§ Do this
Tally the lines below that contain "caption". The number is the whole answer.

§ Extracted material
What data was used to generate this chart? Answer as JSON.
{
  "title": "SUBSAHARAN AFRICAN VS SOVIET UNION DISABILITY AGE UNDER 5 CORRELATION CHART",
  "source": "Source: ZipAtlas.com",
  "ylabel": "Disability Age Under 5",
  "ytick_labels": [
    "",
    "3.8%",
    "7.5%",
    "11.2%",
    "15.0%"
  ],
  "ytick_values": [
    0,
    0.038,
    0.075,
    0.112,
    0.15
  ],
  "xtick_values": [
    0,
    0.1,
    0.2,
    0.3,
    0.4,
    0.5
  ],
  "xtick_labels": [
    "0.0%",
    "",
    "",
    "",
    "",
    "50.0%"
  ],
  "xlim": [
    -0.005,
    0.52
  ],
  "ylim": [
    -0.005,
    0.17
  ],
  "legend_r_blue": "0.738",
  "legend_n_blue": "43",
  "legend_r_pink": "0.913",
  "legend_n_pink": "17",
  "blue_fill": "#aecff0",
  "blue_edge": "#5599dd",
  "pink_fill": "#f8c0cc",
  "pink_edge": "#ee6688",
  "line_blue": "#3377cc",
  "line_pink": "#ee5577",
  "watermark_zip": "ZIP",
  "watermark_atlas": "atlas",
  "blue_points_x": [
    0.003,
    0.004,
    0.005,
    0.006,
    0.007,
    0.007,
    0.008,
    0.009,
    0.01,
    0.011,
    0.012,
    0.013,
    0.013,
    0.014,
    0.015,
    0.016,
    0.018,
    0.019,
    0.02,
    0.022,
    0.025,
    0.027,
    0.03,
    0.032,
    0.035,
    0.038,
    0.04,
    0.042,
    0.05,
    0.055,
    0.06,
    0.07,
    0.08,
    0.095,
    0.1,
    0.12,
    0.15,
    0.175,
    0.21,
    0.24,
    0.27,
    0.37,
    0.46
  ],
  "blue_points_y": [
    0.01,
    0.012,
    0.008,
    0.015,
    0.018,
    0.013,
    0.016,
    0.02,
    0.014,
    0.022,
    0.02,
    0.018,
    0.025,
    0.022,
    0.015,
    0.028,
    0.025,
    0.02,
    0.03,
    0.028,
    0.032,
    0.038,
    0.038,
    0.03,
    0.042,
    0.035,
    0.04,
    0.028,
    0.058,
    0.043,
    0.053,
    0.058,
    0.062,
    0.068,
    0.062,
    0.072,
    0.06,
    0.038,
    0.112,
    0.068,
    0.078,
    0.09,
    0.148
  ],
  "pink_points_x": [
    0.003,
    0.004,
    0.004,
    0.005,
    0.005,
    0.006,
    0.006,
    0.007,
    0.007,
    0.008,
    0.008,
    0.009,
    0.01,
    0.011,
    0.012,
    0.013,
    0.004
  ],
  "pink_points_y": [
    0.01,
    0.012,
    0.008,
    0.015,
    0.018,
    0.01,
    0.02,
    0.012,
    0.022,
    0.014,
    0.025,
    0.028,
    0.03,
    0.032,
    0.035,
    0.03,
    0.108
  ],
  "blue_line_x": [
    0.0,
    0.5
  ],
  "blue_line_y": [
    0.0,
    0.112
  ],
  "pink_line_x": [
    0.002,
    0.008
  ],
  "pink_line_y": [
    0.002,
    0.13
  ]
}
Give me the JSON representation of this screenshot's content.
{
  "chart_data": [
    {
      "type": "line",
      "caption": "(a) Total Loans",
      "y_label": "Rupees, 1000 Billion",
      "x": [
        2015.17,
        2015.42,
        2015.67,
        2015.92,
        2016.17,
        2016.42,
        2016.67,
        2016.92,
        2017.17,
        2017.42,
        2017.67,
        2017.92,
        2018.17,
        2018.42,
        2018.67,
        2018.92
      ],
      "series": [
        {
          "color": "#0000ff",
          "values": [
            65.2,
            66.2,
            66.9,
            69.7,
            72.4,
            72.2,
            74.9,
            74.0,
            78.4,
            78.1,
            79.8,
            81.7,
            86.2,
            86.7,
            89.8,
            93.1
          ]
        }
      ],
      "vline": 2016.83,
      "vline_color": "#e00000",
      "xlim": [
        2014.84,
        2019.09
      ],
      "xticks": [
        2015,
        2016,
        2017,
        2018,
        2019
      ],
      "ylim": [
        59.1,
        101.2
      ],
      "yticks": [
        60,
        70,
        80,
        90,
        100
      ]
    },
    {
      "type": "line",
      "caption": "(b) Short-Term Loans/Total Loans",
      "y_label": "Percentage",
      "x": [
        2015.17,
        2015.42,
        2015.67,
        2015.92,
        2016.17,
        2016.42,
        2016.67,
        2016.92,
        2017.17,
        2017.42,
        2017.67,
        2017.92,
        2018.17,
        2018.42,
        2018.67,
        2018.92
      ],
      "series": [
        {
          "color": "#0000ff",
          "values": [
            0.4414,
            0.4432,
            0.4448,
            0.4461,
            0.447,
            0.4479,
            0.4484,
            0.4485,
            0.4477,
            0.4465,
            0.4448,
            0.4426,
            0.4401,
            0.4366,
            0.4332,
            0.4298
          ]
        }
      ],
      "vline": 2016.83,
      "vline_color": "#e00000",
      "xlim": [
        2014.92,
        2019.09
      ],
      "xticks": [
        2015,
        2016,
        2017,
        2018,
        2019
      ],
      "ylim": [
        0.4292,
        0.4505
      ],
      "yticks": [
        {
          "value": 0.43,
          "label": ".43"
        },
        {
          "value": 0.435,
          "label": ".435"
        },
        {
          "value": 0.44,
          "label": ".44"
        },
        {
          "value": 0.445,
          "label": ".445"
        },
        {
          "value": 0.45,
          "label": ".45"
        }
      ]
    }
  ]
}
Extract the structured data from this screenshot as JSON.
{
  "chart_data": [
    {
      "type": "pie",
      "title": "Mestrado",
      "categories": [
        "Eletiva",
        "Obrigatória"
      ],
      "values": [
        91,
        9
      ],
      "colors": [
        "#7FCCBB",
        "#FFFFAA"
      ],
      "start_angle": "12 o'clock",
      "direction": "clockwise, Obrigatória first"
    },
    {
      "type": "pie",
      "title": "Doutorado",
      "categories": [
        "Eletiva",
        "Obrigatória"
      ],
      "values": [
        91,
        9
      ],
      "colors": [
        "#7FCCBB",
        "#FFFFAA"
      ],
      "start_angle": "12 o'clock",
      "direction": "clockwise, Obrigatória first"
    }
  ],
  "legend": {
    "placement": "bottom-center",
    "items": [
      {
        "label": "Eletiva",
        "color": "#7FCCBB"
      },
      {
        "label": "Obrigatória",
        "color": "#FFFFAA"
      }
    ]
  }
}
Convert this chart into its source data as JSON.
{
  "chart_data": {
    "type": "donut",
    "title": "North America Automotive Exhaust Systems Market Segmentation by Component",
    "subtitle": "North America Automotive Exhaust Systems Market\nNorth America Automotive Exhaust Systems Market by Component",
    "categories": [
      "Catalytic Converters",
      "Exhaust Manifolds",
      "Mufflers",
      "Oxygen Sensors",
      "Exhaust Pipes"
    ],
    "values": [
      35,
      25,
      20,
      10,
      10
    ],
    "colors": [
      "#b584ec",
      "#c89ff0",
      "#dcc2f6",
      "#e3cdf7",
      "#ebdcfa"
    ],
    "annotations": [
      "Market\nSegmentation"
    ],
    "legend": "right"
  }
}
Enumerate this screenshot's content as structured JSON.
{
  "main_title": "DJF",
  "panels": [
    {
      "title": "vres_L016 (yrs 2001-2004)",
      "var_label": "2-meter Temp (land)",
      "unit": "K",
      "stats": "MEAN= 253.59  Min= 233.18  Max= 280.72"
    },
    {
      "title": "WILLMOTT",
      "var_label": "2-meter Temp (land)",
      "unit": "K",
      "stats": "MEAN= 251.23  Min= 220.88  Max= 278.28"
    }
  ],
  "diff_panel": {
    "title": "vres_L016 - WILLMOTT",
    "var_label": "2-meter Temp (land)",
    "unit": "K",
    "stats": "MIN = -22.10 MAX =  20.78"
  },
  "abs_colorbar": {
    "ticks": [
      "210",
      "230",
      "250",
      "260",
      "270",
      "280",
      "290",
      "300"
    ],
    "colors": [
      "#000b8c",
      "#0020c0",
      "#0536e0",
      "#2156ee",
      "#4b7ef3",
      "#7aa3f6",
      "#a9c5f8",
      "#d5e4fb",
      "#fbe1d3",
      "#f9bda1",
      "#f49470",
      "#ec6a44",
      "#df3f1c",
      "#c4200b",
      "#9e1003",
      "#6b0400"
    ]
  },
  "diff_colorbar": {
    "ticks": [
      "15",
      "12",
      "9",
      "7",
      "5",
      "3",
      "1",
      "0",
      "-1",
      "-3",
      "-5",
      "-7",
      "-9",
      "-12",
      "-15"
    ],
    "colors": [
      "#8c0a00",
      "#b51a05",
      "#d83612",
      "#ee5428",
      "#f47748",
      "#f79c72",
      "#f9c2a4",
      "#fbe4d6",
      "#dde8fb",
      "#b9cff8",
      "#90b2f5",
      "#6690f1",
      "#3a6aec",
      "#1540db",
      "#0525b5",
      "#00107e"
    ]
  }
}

§ Result below
2